→ Exercise aim: Quote the listing below in its entirety, omitting every image.
start
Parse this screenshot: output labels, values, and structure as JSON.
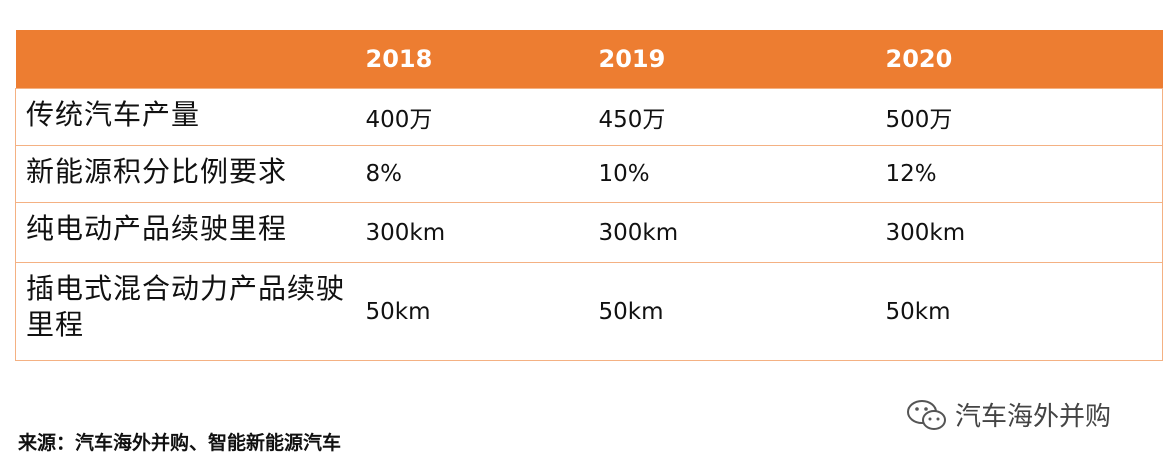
{
  "table": {
    "header": [
      "2018",
      "2019",
      "2020"
    ],
    "rows": [
      [
        "传统汽车产量",
        "400万",
        "450万",
        "500万"
      ],
      [
        "新能源积分比例要求",
        "8%",
        "10%",
        "12%"
      ],
      [
        "纯电动产品续驶里程",
        "300km",
        "300km",
        "300km"
      ],
      [
        "插电式混合动力产品续驶里程",
        "50km",
        "50km",
        "50km"
      ]
    ]
  },
  "source": "来源：汽车海外并购、智能新能源汽车",
  "watermark": "汽车海外并购"
}
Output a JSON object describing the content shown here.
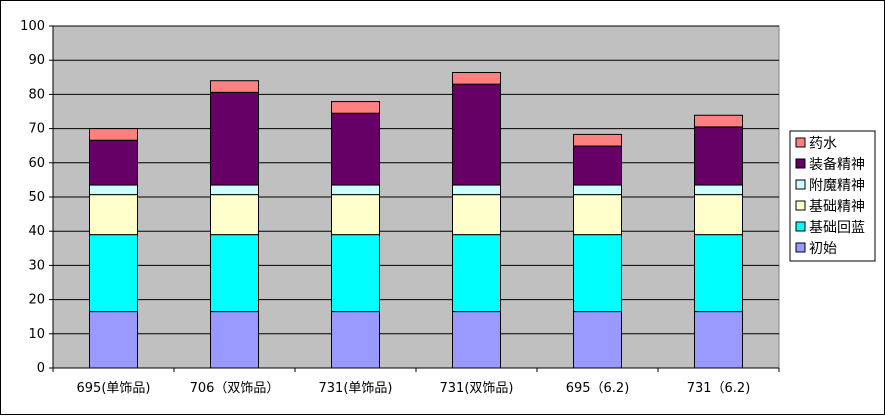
{
  "chart_data": {
    "type": "bar",
    "stacked": true,
    "categories": [
      "695(单饰品)",
      "706（双饰品）",
      "731(单饰品)",
      "731(双饰品)",
      "695（6.2)",
      "731（6.2)"
    ],
    "series": [
      {
        "name": "初始",
        "color": "#9999ff",
        "values": [
          16.5,
          16.5,
          16.5,
          16.5,
          16.5,
          16.5
        ]
      },
      {
        "name": "基础回蓝",
        "color": "#00ffff",
        "values": [
          22.5,
          22.5,
          22.5,
          22.5,
          22.5,
          22.5
        ]
      },
      {
        "name": "基础精神",
        "color": "#ffffcc",
        "values": [
          11.7,
          11.7,
          11.7,
          11.7,
          11.7,
          11.7
        ]
      },
      {
        "name": "附魔精神",
        "color": "#ccffff",
        "values": [
          2.8,
          2.8,
          2.8,
          2.8,
          2.8,
          2.8
        ]
      },
      {
        "name": "装备精神",
        "color": "#660066",
        "values": [
          13.1,
          27.1,
          21.0,
          29.5,
          11.4,
          17.0
        ]
      },
      {
        "name": "药水",
        "color": "#ff8080",
        "values": [
          3.4,
          3.4,
          3.4,
          3.4,
          3.4,
          3.4
        ]
      }
    ],
    "ylim": [
      0,
      100
    ],
    "yticks": [
      "0",
      "10",
      "20",
      "30",
      "40",
      "50",
      "60",
      "70",
      "80",
      "90",
      "100"
    ],
    "grid": true,
    "legend_position": "right",
    "plot_background": "#c0c0c0"
  }
}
end
→ Response to the exercise:
Parse this screenshot: output labels, values, and structure as JSON.
{
  "table": {
    "header": [
      "2018",
      "2019",
      "2020"
    ],
    "rows": [
      [
        "传统汽车产量",
        "400万",
        "450万",
        "500万"
      ],
      [
        "新能源积分比例要求",
        "8%",
        "10%",
        "12%"
      ],
      [
        "纯电动产品续驶里程",
        "300km",
        "300km",
        "300km"
      ],
      [
        "插电式混合动力产品续驶里程",
        "50km",
        "50km",
        "50km"
      ]
    ]
  },
  "source": "来源：汽车海外并购、智能新能源汽车",
  "watermark": "汽车海外并购"
}
Output a JSON object describing the content shown here.
{
  "chart_data": {
    "type": "bar",
    "stacked": true,
    "categories": [
      "695(单饰品)",
      "706（双饰品）",
      "731(单饰品)",
      "731(双饰品)",
      "695（6.2)",
      "731（6.2)"
    ],
    "series": [
      {
        "name": "初始",
        "color": "#9999ff",
        "values": [
          16.5,
          16.5,
          16.5,
          16.5,
          16.5,
          16.5
        ]
      },
      {
        "name": "基础回蓝",
        "color": "#00ffff",
        "values": [
          22.5,
          22.5,
          22.5,
          22.5,
          22.5,
          22.5
        ]
      },
      {
        "name": "基础精神",
        "color": "#ffffcc",
        "values": [
          11.7,
          11.7,
          11.7,
          11.7,
          11.7,
          11.7
        ]
      },
      {
        "name": "附魔精神",
        "color": "#ccffff",
        "values": [
          2.8,
          2.8,
          2.8,
          2.8,
          2.8,
          2.8
        ]
      },
      {
        "name": "装备精神",
        "color": "#660066",
        "values": [
          13.1,
          27.1,
          21.0,
          29.5,
          11.4,
          17.0
        ]
      },
      {
        "name": "药水",
        "color": "#ff8080",
        "values": [
          3.4,
          3.4,
          3.4,
          3.4,
          3.4,
          3.4
        ]
      }
    ],
    "ylim": [
      0,
      100
    ],
    "yticks": [
      "0",
      "10",
      "20",
      "30",
      "40",
      "50",
      "60",
      "70",
      "80",
      "90",
      "100"
    ],
    "grid": true,
    "legend_position": "right",
    "plot_background": "#c0c0c0"
  }
}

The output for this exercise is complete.